>> START

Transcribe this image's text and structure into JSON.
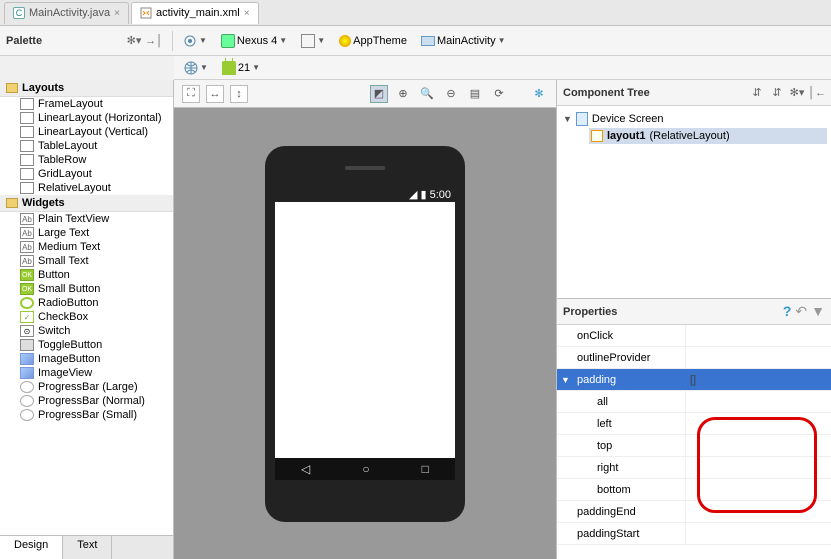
{
  "tabs": {
    "file1": "MainActivity.java",
    "file2": "activity_main.xml"
  },
  "toolbar": {
    "palette_label": "Palette",
    "device": "Nexus 4",
    "theme": "AppTheme",
    "activity": "MainActivity",
    "api": "21"
  },
  "palette": {
    "layouts_header": "Layouts",
    "widgets_header": "Widgets",
    "layouts": {
      "frame": "FrameLayout",
      "linh": "LinearLayout (Horizontal)",
      "linv": "LinearLayout (Vertical)",
      "table": "TableLayout",
      "row": "TableRow",
      "grid": "GridLayout",
      "rel": "RelativeLayout"
    },
    "widgets": {
      "ptv": "Plain TextView",
      "lgt": "Large Text",
      "mdt": "Medium Text",
      "smt": "Small Text",
      "btn": "Button",
      "sbtn": "Small Button",
      "radio": "RadioButton",
      "check": "CheckBox",
      "sw": "Switch",
      "tog": "ToggleButton",
      "imgb": "ImageButton",
      "imgv": "ImageView",
      "pbl": "ProgressBar (Large)",
      "pbn": "ProgressBar (Normal)",
      "pbs": "ProgressBar (Small)"
    }
  },
  "bottom_tabs": {
    "design": "Design",
    "text": "Text"
  },
  "phone": {
    "time": "5:00"
  },
  "component_tree": {
    "title": "Component Tree",
    "device": "Device Screen",
    "layout_name": "layout1",
    "layout_type": " (RelativeLayout)"
  },
  "properties": {
    "title": "Properties",
    "onClick": "onClick",
    "outlineProvider": "outlineProvider",
    "padding": "padding",
    "padding_val": "[]",
    "all": "all",
    "left": "left",
    "top": "top",
    "right": "right",
    "bottom": "bottom",
    "paddingEnd": "paddingEnd",
    "paddingStart": "paddingStart"
  }
}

>> END

_Problem description_.
Omitting all images, retype each line of the records precisely.

_Solution to this exercise_.
Transcribe this image's text and structure into JSON.
{
  "tabs": {
    "file1": "MainActivity.java",
    "file2": "activity_main.xml"
  },
  "toolbar": {
    "palette_label": "Palette",
    "device": "Nexus 4",
    "theme": "AppTheme",
    "activity": "MainActivity",
    "api": "21"
  },
  "palette": {
    "layouts_header": "Layouts",
    "widgets_header": "Widgets",
    "layouts": {
      "frame": "FrameLayout",
      "linh": "LinearLayout (Horizontal)",
      "linv": "LinearLayout (Vertical)",
      "table": "TableLayout",
      "row": "TableRow",
      "grid": "GridLayout",
      "rel": "RelativeLayout"
    },
    "widgets": {
      "ptv": "Plain TextView",
      "lgt": "Large Text",
      "mdt": "Medium Text",
      "smt": "Small Text",
      "btn": "Button",
      "sbtn": "Small Button",
      "radio": "RadioButton",
      "check": "CheckBox",
      "sw": "Switch",
      "tog": "ToggleButton",
      "imgb": "ImageButton",
      "imgv": "ImageView",
      "pbl": "ProgressBar (Large)",
      "pbn": "ProgressBar (Normal)",
      "pbs": "ProgressBar (Small)"
    }
  },
  "bottom_tabs": {
    "design": "Design",
    "text": "Text"
  },
  "phone": {
    "time": "5:00"
  },
  "component_tree": {
    "title": "Component Tree",
    "device": "Device Screen",
    "layout_name": "layout1",
    "layout_type": " (RelativeLayout)"
  },
  "properties": {
    "title": "Properties",
    "onClick": "onClick",
    "outlineProvider": "outlineProvider",
    "padding": "padding",
    "padding_val": "[]",
    "all": "all",
    "left": "left",
    "top": "top",
    "right": "right",
    "bottom": "bottom",
    "paddingEnd": "paddingEnd",
    "paddingStart": "paddingStart"
  }
}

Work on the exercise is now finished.